Supplied material
============================================================
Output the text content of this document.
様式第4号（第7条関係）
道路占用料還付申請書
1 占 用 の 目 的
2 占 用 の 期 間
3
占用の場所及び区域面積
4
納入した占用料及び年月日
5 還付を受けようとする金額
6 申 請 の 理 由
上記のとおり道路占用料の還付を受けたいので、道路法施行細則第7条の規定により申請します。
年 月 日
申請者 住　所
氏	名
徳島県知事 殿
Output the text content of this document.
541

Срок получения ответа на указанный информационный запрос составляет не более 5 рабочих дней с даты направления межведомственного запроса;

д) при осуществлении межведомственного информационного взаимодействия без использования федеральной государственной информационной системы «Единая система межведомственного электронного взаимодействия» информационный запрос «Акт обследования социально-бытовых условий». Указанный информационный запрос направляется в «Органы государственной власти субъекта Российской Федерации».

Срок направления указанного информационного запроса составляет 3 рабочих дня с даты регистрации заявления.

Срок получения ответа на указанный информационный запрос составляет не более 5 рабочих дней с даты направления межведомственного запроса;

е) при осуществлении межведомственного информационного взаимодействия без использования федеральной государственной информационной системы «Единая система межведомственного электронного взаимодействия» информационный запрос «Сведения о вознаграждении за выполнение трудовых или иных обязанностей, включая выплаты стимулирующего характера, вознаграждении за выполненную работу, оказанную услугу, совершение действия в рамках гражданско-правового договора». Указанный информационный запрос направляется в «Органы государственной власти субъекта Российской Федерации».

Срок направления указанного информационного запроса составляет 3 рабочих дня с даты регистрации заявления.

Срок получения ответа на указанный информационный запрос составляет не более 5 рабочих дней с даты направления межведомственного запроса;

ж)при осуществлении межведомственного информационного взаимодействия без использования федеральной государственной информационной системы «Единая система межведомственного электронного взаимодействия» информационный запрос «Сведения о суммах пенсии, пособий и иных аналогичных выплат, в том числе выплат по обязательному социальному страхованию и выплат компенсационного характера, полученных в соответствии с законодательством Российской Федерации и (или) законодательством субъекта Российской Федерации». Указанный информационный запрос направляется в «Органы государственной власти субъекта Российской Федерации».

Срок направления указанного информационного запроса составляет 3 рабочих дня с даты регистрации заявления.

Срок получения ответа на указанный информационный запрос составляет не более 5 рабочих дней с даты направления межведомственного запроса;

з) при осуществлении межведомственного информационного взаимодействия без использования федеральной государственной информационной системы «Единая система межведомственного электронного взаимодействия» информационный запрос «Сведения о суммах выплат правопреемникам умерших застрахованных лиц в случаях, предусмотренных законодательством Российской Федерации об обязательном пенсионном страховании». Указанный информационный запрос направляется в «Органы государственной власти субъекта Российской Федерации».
============================================================
What the exercise asks
Give all of the entries again, word for word.

Answer to this task
Output the text content of this document.
様式第4号（第7条関係）
道路占用料還付申請書
1 占 用 の 目 的
2 占 用 の 期 間
3
占用の場所及び区域面積
4
納入した占用料及び年月日
5 還付を受けようとする金額
6 申 請 の 理 由
上記のとおり道路占用料の還付を受けたいので、道路法施行細則第7条の規定により申請します。
年 月 日
申請者 住　所
氏	名
徳島県知事 殿
Output the text content of this document.
541

Срок получения ответа на указанный информационный запрос составляет не более 5 рабочих дней с даты направления межведомственного запроса;

д) при осуществлении межведомственного информационного взаимодействия без использования федеральной государственной информационной системы «Единая система межведомственного электронного взаимодействия» информационный запрос «Акт обследования социально-бытовых условий». Указанный информационный запрос направляется в «Органы государственной власти субъекта Российской Федерации».

Срок направления указанного информационного запроса составляет 3 рабочих дня с даты регистрации заявления.

Срок получения ответа на указанный информационный запрос составляет не более 5 рабочих дней с даты направления межведомственного запроса;

е) при осуществлении межведомственного информационного взаимодействия без использования федеральной государственной информационной системы «Единая система межведомственного электронного взаимодействия» информационный запрос «Сведения о вознаграждении за выполнение трудовых или иных обязанностей, включая выплаты стимулирующего характера, вознаграждении за выполненную работу, оказанную услугу, совершение действия в рамках гражданско-правового договора». Указанный информационный запрос направляется в «Органы государственной власти субъекта Российской Федерации».

Срок направления указанного информационного запроса составляет 3 рабочих дня с даты регистрации заявления.

Срок получения ответа на указанный информационный запрос составляет не более 5 рабочих дней с даты направления межведомственного запроса;

ж)при осуществлении межведомственного информационного взаимодействия без использования федеральной государственной информационной системы «Единая система межведомственного электронного взаимодействия» информационный запрос «Сведения о суммах пенсии, пособий и иных аналогичных выплат, в том числе выплат по обязательному социальному страхованию и выплат компенсационного характера, полученных в соответствии с законодательством Российской Федерации и (или) законодательством субъекта Российской Федерации». Указанный информационный запрос направляется в «Органы государственной власти субъекта Российской Федерации».

Срок направления указанного информационного запроса составляет 3 рабочих дня с даты регистрации заявления.

Срок получения ответа на указанный информационный запрос составляет не более 5 рабочих дней с даты направления межведомственного запроса;

з) при осуществлении межведомственного информационного взаимодействия без использования федеральной государственной информационной системы «Единая система межведомственного электронного взаимодействия» информационный запрос «Сведения о суммах выплат правопреемникам умерших застрахованных лиц в случаях, предусмотренных законодательством Российской Федерации об обязательном пенсионном страховании». Указанный информационный запрос направляется в «Органы государственной власти субъекта Российской Федерации».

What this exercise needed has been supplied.